» **AIM**:
Look through the data below and return each line where "бородкой" appears.

» **Saved entries**:
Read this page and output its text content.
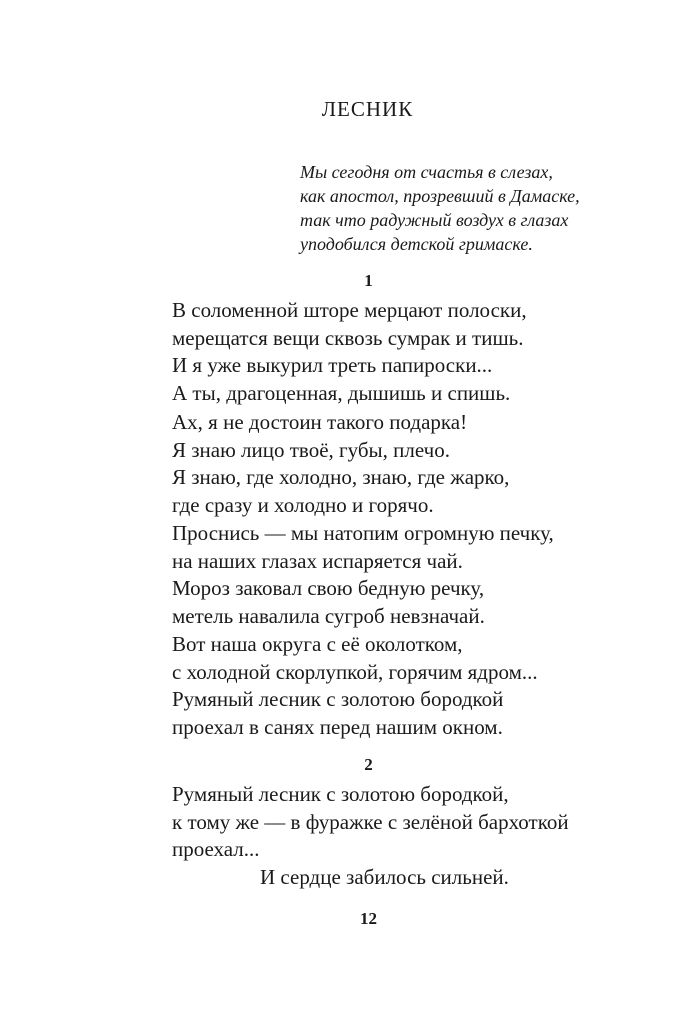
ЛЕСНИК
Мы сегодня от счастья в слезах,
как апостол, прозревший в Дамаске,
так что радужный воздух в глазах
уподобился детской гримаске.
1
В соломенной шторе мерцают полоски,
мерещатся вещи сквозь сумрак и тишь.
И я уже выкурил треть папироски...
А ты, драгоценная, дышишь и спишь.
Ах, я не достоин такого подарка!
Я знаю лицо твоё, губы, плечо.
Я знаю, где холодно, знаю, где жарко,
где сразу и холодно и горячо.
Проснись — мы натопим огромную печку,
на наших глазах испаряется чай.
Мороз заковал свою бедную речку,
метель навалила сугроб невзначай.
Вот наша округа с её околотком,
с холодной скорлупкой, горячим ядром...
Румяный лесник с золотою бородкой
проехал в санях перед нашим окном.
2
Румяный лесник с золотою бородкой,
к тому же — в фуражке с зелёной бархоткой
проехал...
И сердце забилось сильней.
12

» **REPLY**:
Румяный лесник с золотою бородкой
Румяный лесник с золотою бородкой,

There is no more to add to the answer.